Data items:
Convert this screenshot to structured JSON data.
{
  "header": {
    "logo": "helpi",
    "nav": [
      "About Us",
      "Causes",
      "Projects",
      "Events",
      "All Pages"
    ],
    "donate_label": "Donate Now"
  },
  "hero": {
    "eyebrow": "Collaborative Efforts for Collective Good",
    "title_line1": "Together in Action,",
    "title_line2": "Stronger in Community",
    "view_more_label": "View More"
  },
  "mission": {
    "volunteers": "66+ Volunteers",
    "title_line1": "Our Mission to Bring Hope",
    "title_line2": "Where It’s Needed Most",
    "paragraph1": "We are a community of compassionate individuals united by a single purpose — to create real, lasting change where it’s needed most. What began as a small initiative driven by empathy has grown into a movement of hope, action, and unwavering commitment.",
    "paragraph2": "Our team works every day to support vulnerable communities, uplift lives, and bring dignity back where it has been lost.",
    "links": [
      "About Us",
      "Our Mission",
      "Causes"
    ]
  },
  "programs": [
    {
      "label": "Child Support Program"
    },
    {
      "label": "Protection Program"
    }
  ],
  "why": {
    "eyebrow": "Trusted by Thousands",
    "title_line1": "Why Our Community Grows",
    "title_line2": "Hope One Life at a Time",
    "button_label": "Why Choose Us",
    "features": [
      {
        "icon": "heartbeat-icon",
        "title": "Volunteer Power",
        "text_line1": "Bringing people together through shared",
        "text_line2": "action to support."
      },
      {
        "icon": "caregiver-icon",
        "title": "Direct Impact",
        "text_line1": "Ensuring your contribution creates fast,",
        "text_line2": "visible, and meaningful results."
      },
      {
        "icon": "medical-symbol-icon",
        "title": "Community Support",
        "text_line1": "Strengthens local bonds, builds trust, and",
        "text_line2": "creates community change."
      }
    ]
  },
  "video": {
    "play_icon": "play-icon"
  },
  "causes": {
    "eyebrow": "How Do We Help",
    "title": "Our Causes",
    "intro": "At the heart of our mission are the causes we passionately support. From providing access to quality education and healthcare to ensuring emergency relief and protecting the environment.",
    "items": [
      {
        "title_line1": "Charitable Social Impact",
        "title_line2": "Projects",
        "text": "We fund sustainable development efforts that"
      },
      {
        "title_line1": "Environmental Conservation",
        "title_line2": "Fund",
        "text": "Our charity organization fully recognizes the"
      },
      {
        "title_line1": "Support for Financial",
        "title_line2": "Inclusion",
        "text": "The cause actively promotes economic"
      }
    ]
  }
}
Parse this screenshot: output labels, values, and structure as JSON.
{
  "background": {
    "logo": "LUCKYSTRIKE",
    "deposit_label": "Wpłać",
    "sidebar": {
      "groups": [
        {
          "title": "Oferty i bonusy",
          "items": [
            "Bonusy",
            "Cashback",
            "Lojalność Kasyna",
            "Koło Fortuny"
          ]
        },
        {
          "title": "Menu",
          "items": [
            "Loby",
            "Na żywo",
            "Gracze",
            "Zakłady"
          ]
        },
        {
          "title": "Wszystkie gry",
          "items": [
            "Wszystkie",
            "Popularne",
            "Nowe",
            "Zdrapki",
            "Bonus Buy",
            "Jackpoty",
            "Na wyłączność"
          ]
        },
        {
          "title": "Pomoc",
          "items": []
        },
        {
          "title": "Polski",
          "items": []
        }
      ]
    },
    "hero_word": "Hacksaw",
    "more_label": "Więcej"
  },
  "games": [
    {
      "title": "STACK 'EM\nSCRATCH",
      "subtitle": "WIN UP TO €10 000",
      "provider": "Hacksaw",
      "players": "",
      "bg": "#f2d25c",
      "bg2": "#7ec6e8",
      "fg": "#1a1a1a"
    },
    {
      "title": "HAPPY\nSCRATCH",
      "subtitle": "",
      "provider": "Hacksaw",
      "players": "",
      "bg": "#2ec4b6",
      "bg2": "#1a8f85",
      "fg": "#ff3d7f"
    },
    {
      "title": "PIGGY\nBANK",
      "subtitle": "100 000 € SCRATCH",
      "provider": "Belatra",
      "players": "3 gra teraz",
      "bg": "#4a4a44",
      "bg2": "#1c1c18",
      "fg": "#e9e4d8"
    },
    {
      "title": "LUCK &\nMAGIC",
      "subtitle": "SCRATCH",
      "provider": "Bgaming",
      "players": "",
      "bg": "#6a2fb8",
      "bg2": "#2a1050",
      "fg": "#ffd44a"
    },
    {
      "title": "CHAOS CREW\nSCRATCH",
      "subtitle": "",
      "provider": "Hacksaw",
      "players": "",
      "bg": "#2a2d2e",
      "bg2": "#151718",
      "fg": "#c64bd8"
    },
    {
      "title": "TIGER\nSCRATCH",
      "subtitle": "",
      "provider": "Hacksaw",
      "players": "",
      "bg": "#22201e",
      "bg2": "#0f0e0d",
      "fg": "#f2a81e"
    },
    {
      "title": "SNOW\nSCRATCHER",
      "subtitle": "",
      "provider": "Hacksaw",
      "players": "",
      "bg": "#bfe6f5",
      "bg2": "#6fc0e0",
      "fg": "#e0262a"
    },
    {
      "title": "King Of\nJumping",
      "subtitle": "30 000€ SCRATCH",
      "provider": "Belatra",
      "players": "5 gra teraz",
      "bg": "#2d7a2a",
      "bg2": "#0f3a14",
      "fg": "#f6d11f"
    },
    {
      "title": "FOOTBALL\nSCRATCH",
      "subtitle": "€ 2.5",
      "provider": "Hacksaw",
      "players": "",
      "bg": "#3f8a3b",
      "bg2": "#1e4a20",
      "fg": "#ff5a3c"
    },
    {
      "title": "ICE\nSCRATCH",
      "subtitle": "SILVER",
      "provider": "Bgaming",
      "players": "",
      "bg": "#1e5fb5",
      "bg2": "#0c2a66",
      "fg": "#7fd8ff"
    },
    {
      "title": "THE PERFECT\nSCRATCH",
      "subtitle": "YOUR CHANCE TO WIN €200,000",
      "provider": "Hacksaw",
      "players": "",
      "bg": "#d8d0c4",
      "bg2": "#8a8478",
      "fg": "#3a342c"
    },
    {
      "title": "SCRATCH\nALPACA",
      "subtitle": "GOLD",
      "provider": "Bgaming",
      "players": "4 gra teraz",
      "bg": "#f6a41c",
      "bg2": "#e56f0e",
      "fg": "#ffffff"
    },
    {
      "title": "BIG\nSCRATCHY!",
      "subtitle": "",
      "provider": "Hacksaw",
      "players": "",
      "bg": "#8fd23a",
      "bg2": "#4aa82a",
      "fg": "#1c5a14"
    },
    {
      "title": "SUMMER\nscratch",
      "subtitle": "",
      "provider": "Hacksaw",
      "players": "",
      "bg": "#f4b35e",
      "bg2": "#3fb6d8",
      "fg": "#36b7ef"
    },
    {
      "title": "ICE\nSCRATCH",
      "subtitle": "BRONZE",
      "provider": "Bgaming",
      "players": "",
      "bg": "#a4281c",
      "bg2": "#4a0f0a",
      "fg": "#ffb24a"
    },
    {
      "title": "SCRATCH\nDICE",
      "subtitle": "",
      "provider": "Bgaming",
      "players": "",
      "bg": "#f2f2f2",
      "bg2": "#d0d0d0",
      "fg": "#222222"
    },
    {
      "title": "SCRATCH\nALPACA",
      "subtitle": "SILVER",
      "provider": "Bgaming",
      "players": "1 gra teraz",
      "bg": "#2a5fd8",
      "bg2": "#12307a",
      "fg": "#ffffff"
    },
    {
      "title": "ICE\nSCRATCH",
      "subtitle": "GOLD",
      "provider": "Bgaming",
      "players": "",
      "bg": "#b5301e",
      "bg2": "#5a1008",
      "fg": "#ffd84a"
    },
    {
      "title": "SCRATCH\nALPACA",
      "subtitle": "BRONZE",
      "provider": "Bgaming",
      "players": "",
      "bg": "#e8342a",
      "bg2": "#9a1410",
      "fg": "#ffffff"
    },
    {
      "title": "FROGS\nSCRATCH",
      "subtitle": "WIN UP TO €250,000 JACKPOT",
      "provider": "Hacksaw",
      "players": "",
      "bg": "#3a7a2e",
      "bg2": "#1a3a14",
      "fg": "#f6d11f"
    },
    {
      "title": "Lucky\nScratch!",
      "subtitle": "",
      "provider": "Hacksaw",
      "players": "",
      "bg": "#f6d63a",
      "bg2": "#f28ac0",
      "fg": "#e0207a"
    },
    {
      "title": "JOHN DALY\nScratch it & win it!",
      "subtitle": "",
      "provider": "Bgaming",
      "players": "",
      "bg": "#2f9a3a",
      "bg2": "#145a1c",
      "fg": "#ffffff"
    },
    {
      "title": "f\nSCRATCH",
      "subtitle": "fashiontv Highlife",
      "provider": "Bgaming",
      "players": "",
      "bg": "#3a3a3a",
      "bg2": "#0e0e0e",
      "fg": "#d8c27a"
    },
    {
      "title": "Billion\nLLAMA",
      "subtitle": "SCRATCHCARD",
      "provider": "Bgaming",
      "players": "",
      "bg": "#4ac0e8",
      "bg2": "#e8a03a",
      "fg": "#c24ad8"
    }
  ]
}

§ **To do**: Which lines include the word "screenshot"? Copy every one of them.

§ **Result below**:
Convert this screenshot to structured JSON data.
Parse this screenshot: output labels, values, and structure as JSON.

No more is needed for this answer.